Structured figure records:
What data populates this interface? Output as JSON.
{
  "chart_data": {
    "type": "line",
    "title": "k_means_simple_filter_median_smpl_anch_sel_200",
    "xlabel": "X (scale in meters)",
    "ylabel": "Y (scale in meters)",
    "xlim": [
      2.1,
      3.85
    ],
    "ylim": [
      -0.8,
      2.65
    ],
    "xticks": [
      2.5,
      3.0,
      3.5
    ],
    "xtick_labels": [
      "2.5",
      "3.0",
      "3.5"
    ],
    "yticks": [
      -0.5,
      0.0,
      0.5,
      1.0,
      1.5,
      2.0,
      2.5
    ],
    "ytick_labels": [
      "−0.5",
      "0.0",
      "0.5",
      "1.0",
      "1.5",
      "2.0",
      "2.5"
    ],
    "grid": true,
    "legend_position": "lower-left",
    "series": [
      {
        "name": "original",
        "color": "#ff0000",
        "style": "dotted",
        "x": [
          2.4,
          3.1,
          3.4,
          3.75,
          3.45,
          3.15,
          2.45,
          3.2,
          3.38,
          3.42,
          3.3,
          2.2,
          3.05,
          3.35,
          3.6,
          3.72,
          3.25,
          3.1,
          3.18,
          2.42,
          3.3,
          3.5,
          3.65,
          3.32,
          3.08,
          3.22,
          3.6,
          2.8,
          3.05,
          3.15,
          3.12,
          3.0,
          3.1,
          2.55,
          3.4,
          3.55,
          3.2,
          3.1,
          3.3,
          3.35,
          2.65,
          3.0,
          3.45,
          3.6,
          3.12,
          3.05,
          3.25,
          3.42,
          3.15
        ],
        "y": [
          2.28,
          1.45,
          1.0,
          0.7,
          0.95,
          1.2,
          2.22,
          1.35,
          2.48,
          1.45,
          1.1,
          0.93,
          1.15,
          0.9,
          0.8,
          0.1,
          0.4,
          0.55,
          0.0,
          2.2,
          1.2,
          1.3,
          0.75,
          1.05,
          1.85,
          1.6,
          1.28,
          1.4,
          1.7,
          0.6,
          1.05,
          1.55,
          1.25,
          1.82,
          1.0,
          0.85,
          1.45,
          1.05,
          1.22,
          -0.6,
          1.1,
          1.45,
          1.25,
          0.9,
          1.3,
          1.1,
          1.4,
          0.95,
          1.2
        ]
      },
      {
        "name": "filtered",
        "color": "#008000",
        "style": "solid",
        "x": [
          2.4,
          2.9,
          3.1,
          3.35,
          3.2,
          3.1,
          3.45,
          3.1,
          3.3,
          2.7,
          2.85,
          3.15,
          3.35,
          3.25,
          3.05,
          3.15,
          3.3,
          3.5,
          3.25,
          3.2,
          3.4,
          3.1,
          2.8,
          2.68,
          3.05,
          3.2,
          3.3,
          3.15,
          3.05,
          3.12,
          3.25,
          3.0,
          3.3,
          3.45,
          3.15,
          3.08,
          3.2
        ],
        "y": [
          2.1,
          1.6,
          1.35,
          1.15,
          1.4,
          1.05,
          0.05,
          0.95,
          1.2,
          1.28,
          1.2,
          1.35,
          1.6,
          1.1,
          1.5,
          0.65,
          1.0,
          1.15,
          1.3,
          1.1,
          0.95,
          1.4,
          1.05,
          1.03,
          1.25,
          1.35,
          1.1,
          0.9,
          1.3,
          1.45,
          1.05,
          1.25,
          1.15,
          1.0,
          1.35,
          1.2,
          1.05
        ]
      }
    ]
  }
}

▶ _What is required_: Give the listing above again, word for word.

▶ _Task response_:
What data populates this interface? Output as JSON.
{
  "chart_data": {
    "type": "line",
    "title": "k_means_simple_filter_median_smpl_anch_sel_200",
    "xlabel": "X (scale in meters)",
    "ylabel": "Y (scale in meters)",
    "xlim": [
      2.1,
      3.85
    ],
    "ylim": [
      -0.8,
      2.65
    ],
    "xticks": [
      2.5,
      3.0,
      3.5
    ],
    "xtick_labels": [
      "2.5",
      "3.0",
      "3.5"
    ],
    "yticks": [
      -0.5,
      0.0,
      0.5,
      1.0,
      1.5,
      2.0,
      2.5
    ],
    "ytick_labels": [
      "−0.5",
      "0.0",
      "0.5",
      "1.0",
      "1.5",
      "2.0",
      "2.5"
    ],
    "grid": true,
    "legend_position": "lower-left",
    "series": [
      {
        "name": "original",
        "color": "#ff0000",
        "style": "dotted",
        "x": [
          2.4,
          3.1,
          3.4,
          3.75,
          3.45,
          3.15,
          2.45,
          3.2,
          3.38,
          3.42,
          3.3,
          2.2,
          3.05,
          3.35,
          3.6,
          3.72,
          3.25,
          3.1,
          3.18,
          2.42,
          3.3,
          3.5,
          3.65,
          3.32,
          3.08,
          3.22,
          3.6,
          2.8,
          3.05,
          3.15,
          3.12,
          3.0,
          3.1,
          2.55,
          3.4,
          3.55,
          3.2,
          3.1,
          3.3,
          3.35,
          2.65,
          3.0,
          3.45,
          3.6,
          3.12,
          3.05,
          3.25,
          3.42,
          3.15
        ],
        "y": [
          2.28,
          1.45,
          1.0,
          0.7,
          0.95,
          1.2,
          2.22,
          1.35,
          2.48,
          1.45,
          1.1,
          0.93,
          1.15,
          0.9,
          0.8,
          0.1,
          0.4,
          0.55,
          0.0,
          2.2,
          1.2,
          1.3,
          0.75,
          1.05,
          1.85,
          1.6,
          1.28,
          1.4,
          1.7,
          0.6,
          1.05,
          1.55,
          1.25,
          1.82,
          1.0,
          0.85,
          1.45,
          1.05,
          1.22,
          -0.6,
          1.1,
          1.45,
          1.25,
          0.9,
          1.3,
          1.1,
          1.4,
          0.95,
          1.2
        ]
      },
      {
        "name": "filtered",
        "color": "#008000",
        "style": "solid",
        "x": [
          2.4,
          2.9,
          3.1,
          3.35,
          3.2,
          3.1,
          3.45,
          3.1,
          3.3,
          2.7,
          2.85,
          3.15,
          3.35,
          3.25,
          3.05,
          3.15,
          3.3,
          3.5,
          3.25,
          3.2,
          3.4,
          3.1,
          2.8,
          2.68,
          3.05,
          3.2,
          3.3,
          3.15,
          3.05,
          3.12,
          3.25,
          3.0,
          3.3,
          3.45,
          3.15,
          3.08,
          3.2
        ],
        "y": [
          2.1,
          1.6,
          1.35,
          1.15,
          1.4,
          1.05,
          0.05,
          0.95,
          1.2,
          1.28,
          1.2,
          1.35,
          1.6,
          1.1,
          1.5,
          0.65,
          1.0,
          1.15,
          1.3,
          1.1,
          0.95,
          1.4,
          1.05,
          1.03,
          1.25,
          1.35,
          1.1,
          0.9,
          1.3,
          1.45,
          1.05,
          1.25,
          1.15,
          1.0,
          1.35,
          1.2,
          1.05
        ]
      }
    ]
  }
}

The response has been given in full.